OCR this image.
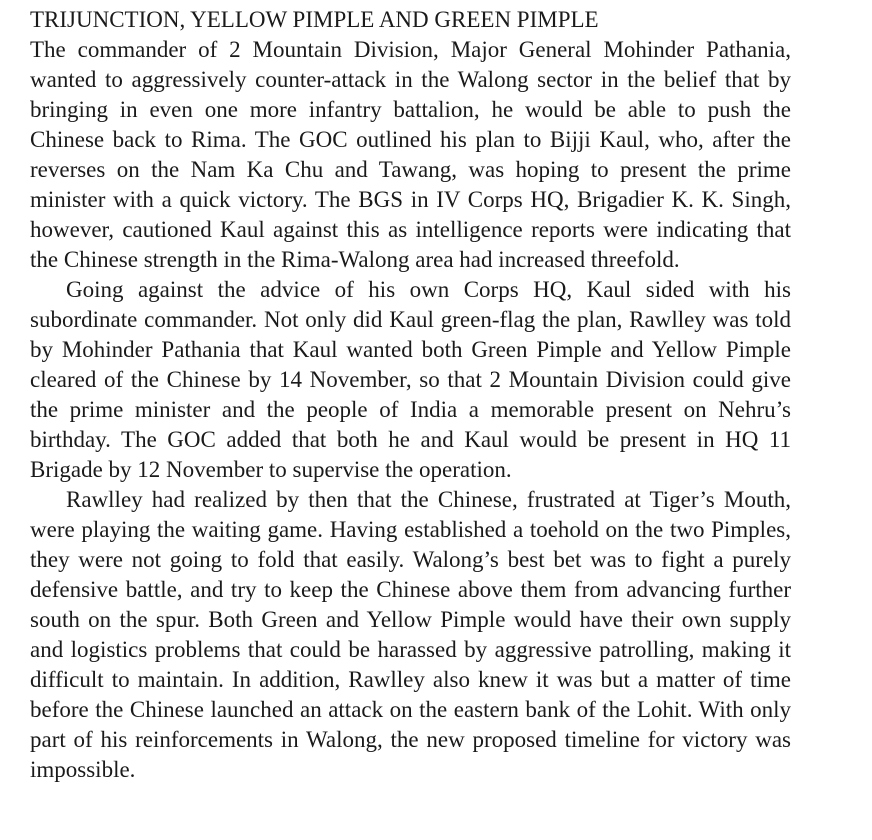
TRIJUNCTION, YELLOW PIMPLE AND GREEN PIMPLE

The commander of 2 Mountain Division, Major General Mohinder Pathania, wanted to aggressively counter-attack in the Walong sector in the belief that by bringing in even one more infantry battalion, he would be able to push the Chinese back to Rima. The GOC outlined his plan to Bijji Kaul, who, after the reverses on the Nam Ka Chu and Tawang, was hoping to present the prime minister with a quick victory. The BGS in IV Corps HQ, Brigadier K. K. Singh, however, cautioned Kaul against this as intelligence reports were indicating that the Chinese strength in the Rima-Walong area had increased threefold.

Going against the advice of his own Corps HQ, Kaul sided with his subordinate commander. Not only did Kaul green-flag the plan, Rawlley was told by Mohinder Pathania that Kaul wanted both Green Pimple and Yellow Pimple cleared of the Chinese by 14 November, so that 2 Mountain Division could give the prime minister and the people of India a memorable present on Nehru’s birthday. The GOC added that both he and Kaul would be present in HQ 11 Brigade by 12 November to supervise the operation.

Rawlley had realized by then that the Chinese, frustrated at Tiger’s Mouth, were playing the waiting game. Having established a toehold on the two Pimples, they were not going to fold that easily. Walong’s best bet was to fight a purely defensive battle, and try to keep the Chinese above them from advancing further south on the spur. Both Green and Yellow Pimple would have their own supply and logistics problems that could be harassed by aggressive patrolling, making it difficult to maintain. In addition, Rawlley also knew it was but a matter of time before the Chinese launched an attack on the eastern bank of the Lohit. With only part of his reinforcements in Walong, the new proposed timeline for victory was impossible.
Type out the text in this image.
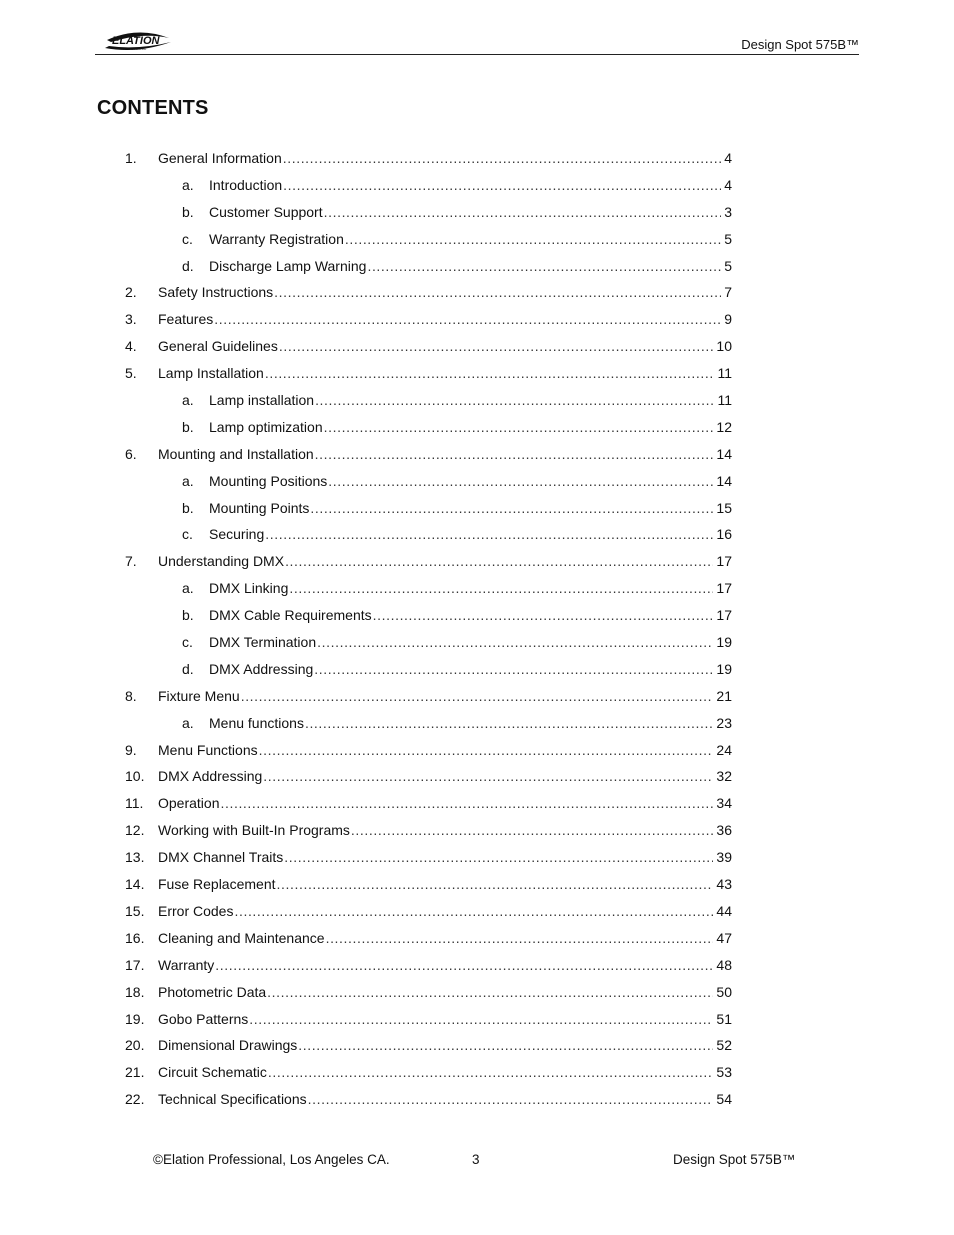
ELATION
PROFESSIONAL	Design Spot 575B™
CONTENTS
1. General Information .....	4
a. Introduction .....	4
b. Customer Support .....	3
c. Warranty Registration .....	5
d. Discharge Lamp Warning .....	5
2. Safety Instructions .....	7
3. Features .....	9
4. General Guidelines .....	10
5. Lamp Installation .....	11
a. Lamp installation .....	11
b. Lamp optimization .....	12
6. Mounting and Installation .....	14
a. Mounting Positions .....	14
b. Mounting Points .....	15
c. Securing .....	16
7. Understanding DMX .....	17
a. DMX Linking .....	17
b. DMX Cable Requirements .....	17
c. DMX Termination .....	19
d. DMX Addressing .....	19
8. Fixture Menu .....	21
a. Menu functions .....	23
9. Menu Functions .....	24
10. DMX Addressing .....	32
11. Operation .....	34
12. Working with Built-In Programs .....	36
13. DMX Channel Traits .....	39
14. Fuse Replacement .....	43
15. Error Codes .....	44
16. Cleaning and Maintenance .....	47
17. Warranty .....	48
18. Photometric Data .....	50
19. Gobo Patterns .....	51
20. Dimensional Drawings .....	52
21. Circuit Schematic .....	53
22. Technical Specifications .....	54
©Elation Professional, Los Angeles CA.	3	Design Spot 575B™
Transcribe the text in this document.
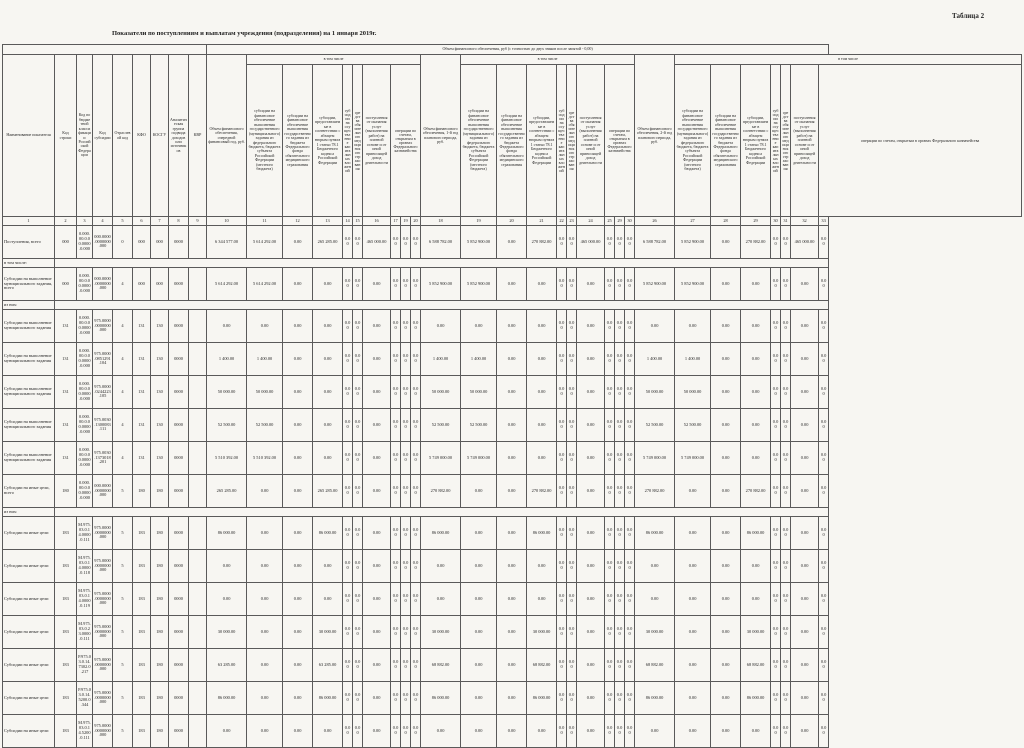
Таблица 2
Показатели по поступлениям и выплатам учреждения (подразделения) на 1 января 2019г.
									Объем финансового обеспечения, руб (с точностью до двух знаков после запятой - 0,00)																											
Наименование показателя	Код строки	Код по бюджетной классификации Российской Федерации	Код субсидии	Отраслевой код	КФО	КОСГУ	Аналитическая группа подвида доходов или источников	КВР	Объем финансового обеспечения, очередной финансовый год, руб.	в том числе									Объем финансового обеспечения, 1-й год планового периода, руб.	в том числе									Объем финансового обеспечения, 2-й год планового периода, руб.	в том числе						
										субсидии на финансовое обеспечение выполнения государственного (муниципального) задания из федерального бюджета, бюджета субъекта Российской Федерации (местного бюджета)	субсидии на финансовое обеспечение выполнения государственного задания из бюджета Федерального фонда обязательного медицинского страхования	субсидии, предоставляемые в соответствии с абзацем вторым пункта 1 статьи 78.1 Бюджетного кодекса Российской Федерации	субсидии на осуществление капитальных вложений	средства обязательного медицинского страхования	поступления от оказания услуг (выполнения работ) на платной основе и от иной приносящей доход деятельности	операции по счетам, открытым в органах Федерального казначейства				субсидии на финансовое обеспечение выполнения государственного (муниципального) задания из федерального бюджета, бюджета субъекта Российской Федерации (местного бюджета)	субсидии на финансовое обеспечение выполнения государственного задания из бюджета Федерального фонда обязательного медицинского страхования	субсидии, предоставляемые в соответствии с абзацем вторым пункта 1 статьи 78.1 Бюджетного кодекса Российской Федерации	субсидии на осуществление капитальных вложений	средства обязательного медицинского страхования	поступления от оказания услуг (выполнения работ) на платной основе и от иной приносящей доход деятельности	операции по счетам, открытым в органах Федерального казначейства				субсидии на финансовое обеспечение выполнения государственного (муниципального) задания из федерального бюджета, бюджета субъекта Российской Федерации (местного бюджета)	субсидии на финансовое обеспечение выполнения государственного задания из бюджета Федерального фонда обязательного медицинского страхования	субсидии, предоставляемые в соответствии с абзацем вторым пункта 1 статьи 78.1 Бюджетного кодекса Российской Федерации	субсидии на осуществление капитальных вложений	средства обязательного медицинского страхования	поступления от оказания услуг (выполнения работ) на платной основе и от иной приносящей доход деятельности	операции по счетам, открытым в органах Федерального казначейства
1	2	3	4	5	6	7	8	9	10	11	12	13	14	15	16	17	19	20	18	19	20	21	22	23	24	25	29	30	26	27	28	29	30	31	32	33
Поступления, всего	000	0.000.00.0.00.0000.0.000	000.0000.0000000.000	0	000	000	0000		6 344 577.00	5 614 292.00	0.00	265 285.00	0.00	0.00	465 000.00	0.00	0.00	0.00	6 588 782.00	5 852 900.00	0.00	270 882.00	0.00	0.00	465 000.00	0.00	0.00	0.00	6 588 782.00	5 852 900.00	0.00	270 882.00	0.00	0.00	465 000.00	0.00
в том числе:																																				
Субсидии на выполнение муниципального задания, всего	000	0.000.00.0.00.0000.0.000	000.0000.0000000.000	4	000	000	0000		5 614 292.00	5 614 292.00	0.00	0.00	0.00	0.00	0.00	0.00	0.00	0.00	5 852 900.00	5 852 900.00	0.00	0.00	0.00	0.00	0.00	0.00	0.00	0.00	5 852 900.00	5 852 900.00	0.00	0.00	0.00	0.00	0.00	0.00
из них:																																				
Субсидии на выполнение муниципального задания	131	0.000.00.0.00.0000.0.000	975.0000.0000000.000	4	131	130	0000		0.00	0.00	0.00	0.00	0.00	0.00	0.00	0.00	0.00	0.00	0.00	0.00	0.00	0.00	0.00	0.00	0.00	0.00	0.00	0.00	0.00	0.00	0.00	0.00	0.00	0.00	0.00	0.00
Субсидии на выполнение муниципального задания	131	0.000.00.0.00.0000.0.000	975.0000.0851291.104	4	131	130	0000		1 400.00	1 400.00	0.00	0.00	0.00	0.00	0.00	0.00	0.00	0.00	1 400.00	1 400.00	0.00	0.00	0.00	0.00	0.00	0.00	0.00	0.00	1 400.00	1 400.00	0.00	0.00	0.00	0.00	0.00	0.00
Субсидии на выполнение муниципального задания	131	0.000.00.0.00.0000.0.000	975.0000.0244223.105	4	131	130	0000		50 000.00	50 000.00	0.00	0.00	0.00	0.00	0.00	0.00	0.00	0.00	50 000.00	50 000.00	0.00	0.00	0.00	0.00	0.00	0.00	0.00	0.00	50 000.00	50 000.00	0.00	0.00	0.00	0.00	0.00	0.00
Субсидии на выполнение муниципального задания	131	0.000.00.0.00.0000.0.000	975.0030.1300083.111	4	131	130	0000		52 500.00	52 500.00	0.00	0.00	0.00	0.00	0.00	0.00	0.00	0.00	52 500.00	52 500.00	0.00	0.00	0.00	0.00	0.00	0.00	0.00	0.00	52 500.00	52 500.00	0.00	0.00	0.00	0.00	0.00	0.00
Субсидии на выполнение муниципального задания	131	0.000.00.0.00.0000.0.000	975.0030.1373018.201	4	131	130	0000		5 510 392.00	5 510 392.00	0.00	0.00	0.00	0.00	0.00	0.00	0.00	0.00	5 749 000.00	5 749 000.00	0.00	0.00	0.00	0.00	0.00	0.00	0.00	0.00	5 749 000.00	5 749 000.00	0.00	0.00	0.00	0.00	0.00	0.00
Субсидии на иные цели, всего	180	0.000.00.0.00.0000.0.000	000.0000.0000000.000	5	180	180	0000		265 285.00	0.00	0.00	265 285.00	0.00	0.00	0.00	0.00	0.00	0.00	270 882.00	0.00	0.00	270 882.00	0.00	0.00	0.00	0.00	0.00	0.00	270 882.00	0.00	0.00	270 882.00	0.00	0.00	0.00	0.00
из них:																																				
Субсидии на иные цели	183	М.975.03.0.14.0000.0.111	975.0000.0000000.000	5	183	180	0000		86 000.00	0.00	0.00	86 000.00	0.00	0.00	0.00	0.00	0.00	0.00	86 000.00	0.00	0.00	86 000.00	0.00	0.00	0.00	0.00	0.00	0.00	86 000.00	0.00	0.00	86 000.00	0.00	0.00	0.00	0.00
Субсидии на иные цели	183	М.975.03.0.14.0000.0.118	975.0000.0000000.000	5	183	180	0000		0.00	0.00	0.00	0.00	0.00	0.00	0.00	0.00	0.00	0.00	0.00	0.00	0.00	0.00	0.00	0.00	0.00	0.00	0.00	0.00	0.00	0.00	0.00	0.00	0.00	0.00	0.00	0.00
Субсидии на иные цели	183	М.975.03.0.14.0000.0.119	975.0000.0000000.000	5	183	180	0000		0.00	0.00	0.00	0.00	0.00	0.00	0.00	0.00	0.00	0.00	0.00	0.00	0.00	0.00	0.00	0.00	0.00	0.00	0.00	0.00	0.00	0.00	0.00	0.00	0.00	0.00	0.00	0.00
Субсидии на иные цели	183	М.975.03.0.23.0000.0.111	975.0000.0000000.000	5	183	180	0000		30 000.00	0.00	0.00	30 000.00	0.00	0.00	0.00	0.00	0.00	0.00	30 000.00	0.00	0.00	30 000.00	0.00	0.00	0.00	0.00	0.00	0.00	30 000.00	0.00	0.00	30 000.00	0.00	0.00	0.00	0.00
Субсидии на иные цели	183	Р.975.03.0.14.7302.0.217	975.0000.0000000.000	5	183	180	0000		63 285.00	0.00	0.00	63 285.00	0.00	0.00	0.00	0.00	0.00	0.00	68 882.00	0.00	0.00	68 882.00	0.00	0.00	0.00	0.00	0.00	0.00	68 882.00	0.00	0.00	68 882.00	0.00	0.00	0.00	0.00
Субсидии на иные цели	183	Р.975.03.0.14.5200.0.344	975.0000.0000000.000	5	183	180	0000		86 000.00	0.00	0.00	86 000.00	0.00	0.00	0.00	0.00	0.00	0.00	86 000.00	0.00	0.00	86 000.00	0.00	0.00	0.00	0.00	0.00	0.00	86 000.00	0.00	0.00	86 000.00	0.00	0.00	0.00	0.00
Субсидии на иные цели	183	М.975.03.0.14.5200.0.111	975.0000.0000000.000	5	183	180	0000		0.00	0.00	0.00	0.00	0.00	0.00	0.00	0.00	0.00	0.00	0.00	0.00	0.00	0.00	0.00	0.00	0.00	0.00	0.00	0.00	0.00	0.00	0.00	0.00	0.00	0.00	0.00	0.00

· · ·

**Set problem**
Go through the preceding material and copy each line that has the word "Mounting".

**Response to the exercise**
6. Mounting and Installation .....	14
a. Mounting Positions .....	14
b. Mounting Points .....	15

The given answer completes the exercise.